THE TASK: Report each line of the data that has "this" somewhere in it.

Data items:
* * * * * * *

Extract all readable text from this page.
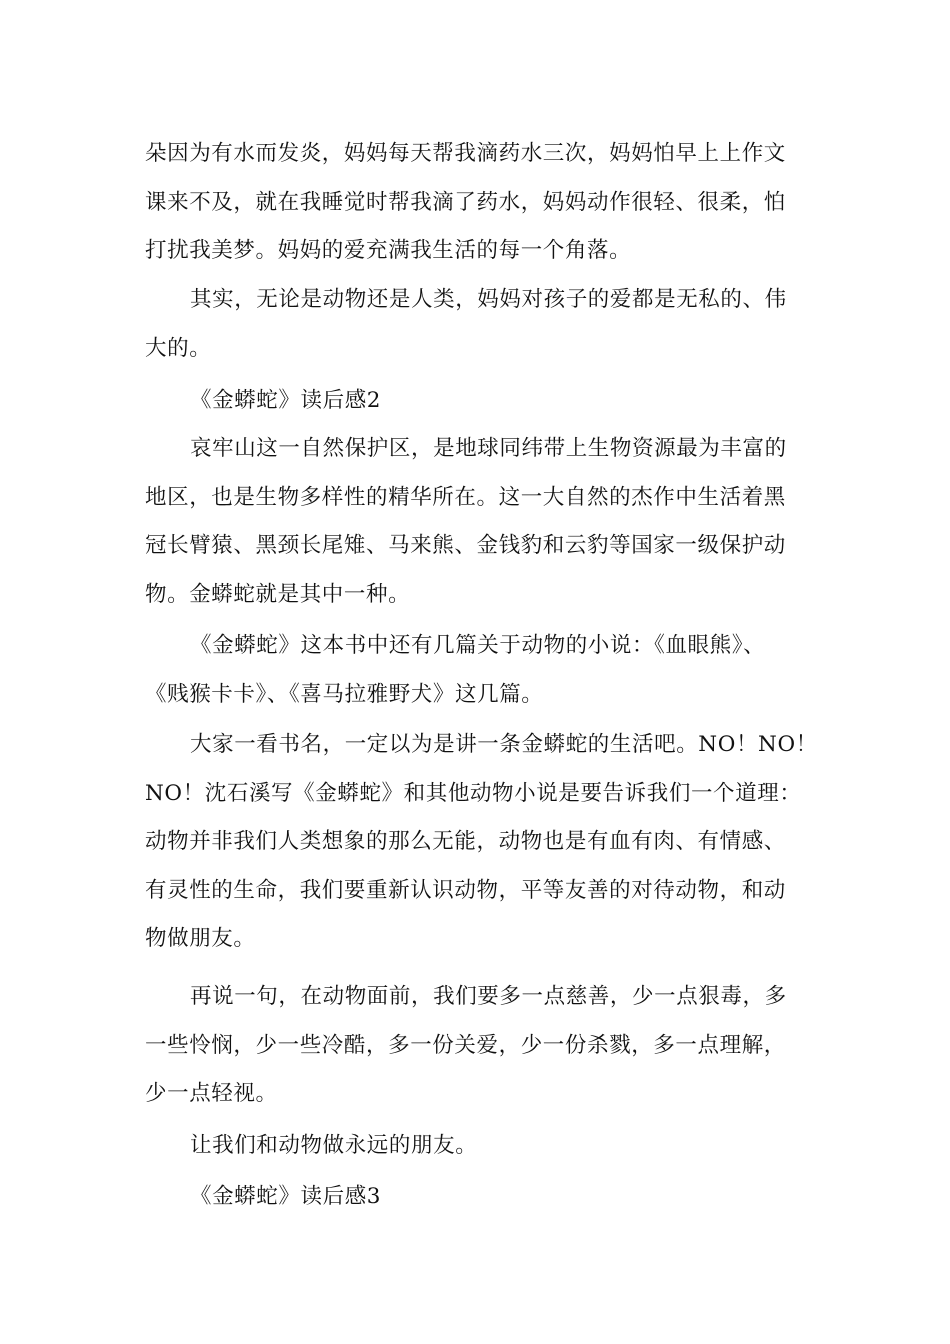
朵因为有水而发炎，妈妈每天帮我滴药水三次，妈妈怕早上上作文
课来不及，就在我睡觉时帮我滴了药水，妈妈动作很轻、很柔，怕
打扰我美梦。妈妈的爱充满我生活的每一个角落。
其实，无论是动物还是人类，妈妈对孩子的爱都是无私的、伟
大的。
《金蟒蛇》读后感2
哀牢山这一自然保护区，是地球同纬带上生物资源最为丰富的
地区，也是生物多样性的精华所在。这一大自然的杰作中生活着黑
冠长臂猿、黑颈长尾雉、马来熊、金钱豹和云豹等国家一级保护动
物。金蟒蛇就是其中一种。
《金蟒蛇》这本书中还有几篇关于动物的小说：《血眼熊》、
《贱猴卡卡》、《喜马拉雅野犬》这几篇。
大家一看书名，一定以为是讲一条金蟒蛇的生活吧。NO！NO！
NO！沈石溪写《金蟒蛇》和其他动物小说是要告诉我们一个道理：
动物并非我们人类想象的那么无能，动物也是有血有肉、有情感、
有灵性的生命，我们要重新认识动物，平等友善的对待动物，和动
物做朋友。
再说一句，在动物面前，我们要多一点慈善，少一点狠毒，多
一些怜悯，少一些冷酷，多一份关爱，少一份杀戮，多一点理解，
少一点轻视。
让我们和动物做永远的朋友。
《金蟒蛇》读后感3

* * * * * * *

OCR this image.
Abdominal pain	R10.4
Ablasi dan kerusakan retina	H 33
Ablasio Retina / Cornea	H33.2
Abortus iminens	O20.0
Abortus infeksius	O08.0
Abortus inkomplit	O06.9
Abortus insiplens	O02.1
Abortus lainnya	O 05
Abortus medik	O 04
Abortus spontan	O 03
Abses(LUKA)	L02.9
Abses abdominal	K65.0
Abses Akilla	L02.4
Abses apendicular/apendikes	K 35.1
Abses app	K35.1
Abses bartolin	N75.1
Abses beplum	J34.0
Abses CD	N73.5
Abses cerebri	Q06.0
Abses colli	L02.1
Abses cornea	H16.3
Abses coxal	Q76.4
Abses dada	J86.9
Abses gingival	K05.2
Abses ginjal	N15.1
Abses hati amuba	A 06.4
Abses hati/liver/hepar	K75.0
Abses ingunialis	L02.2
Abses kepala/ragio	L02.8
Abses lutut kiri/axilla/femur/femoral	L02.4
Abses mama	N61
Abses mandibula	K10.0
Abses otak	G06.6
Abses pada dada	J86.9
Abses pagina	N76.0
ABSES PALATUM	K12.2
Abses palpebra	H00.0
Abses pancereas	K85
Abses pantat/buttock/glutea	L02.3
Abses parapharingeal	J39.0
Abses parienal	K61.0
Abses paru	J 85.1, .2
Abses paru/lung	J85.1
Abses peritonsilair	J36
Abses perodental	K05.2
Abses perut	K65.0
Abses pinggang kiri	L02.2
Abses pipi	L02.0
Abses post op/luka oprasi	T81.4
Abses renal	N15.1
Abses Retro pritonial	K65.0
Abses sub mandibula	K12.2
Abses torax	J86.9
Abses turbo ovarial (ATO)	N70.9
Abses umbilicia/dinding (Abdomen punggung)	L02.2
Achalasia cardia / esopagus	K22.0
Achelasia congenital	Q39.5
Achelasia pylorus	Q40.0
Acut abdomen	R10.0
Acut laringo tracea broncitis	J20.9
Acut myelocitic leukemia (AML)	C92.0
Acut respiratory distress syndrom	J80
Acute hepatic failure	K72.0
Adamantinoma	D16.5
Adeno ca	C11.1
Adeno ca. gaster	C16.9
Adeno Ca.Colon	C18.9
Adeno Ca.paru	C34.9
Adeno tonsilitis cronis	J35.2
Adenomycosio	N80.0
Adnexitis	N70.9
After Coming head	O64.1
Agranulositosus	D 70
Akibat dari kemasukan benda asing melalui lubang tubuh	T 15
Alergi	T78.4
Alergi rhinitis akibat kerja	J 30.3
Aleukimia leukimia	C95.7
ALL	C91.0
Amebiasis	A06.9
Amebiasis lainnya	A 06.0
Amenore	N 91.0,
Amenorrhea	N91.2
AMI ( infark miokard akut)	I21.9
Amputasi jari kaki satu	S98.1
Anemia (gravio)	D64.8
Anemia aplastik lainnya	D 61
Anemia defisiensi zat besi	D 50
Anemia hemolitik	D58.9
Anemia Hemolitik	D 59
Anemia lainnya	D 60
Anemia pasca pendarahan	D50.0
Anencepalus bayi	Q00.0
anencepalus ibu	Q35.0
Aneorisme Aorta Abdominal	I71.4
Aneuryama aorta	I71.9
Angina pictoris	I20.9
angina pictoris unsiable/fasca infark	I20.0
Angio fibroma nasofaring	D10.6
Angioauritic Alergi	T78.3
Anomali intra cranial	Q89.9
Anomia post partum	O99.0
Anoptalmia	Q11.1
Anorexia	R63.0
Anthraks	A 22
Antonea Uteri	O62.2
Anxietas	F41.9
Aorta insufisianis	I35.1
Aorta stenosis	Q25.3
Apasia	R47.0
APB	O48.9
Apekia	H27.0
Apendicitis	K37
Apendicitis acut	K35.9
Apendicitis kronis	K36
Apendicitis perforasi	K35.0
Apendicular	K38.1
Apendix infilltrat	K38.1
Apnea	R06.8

* * * * * * *

WRITTEN SOLUTION:
Extract all readable text from this page.
OCR this image.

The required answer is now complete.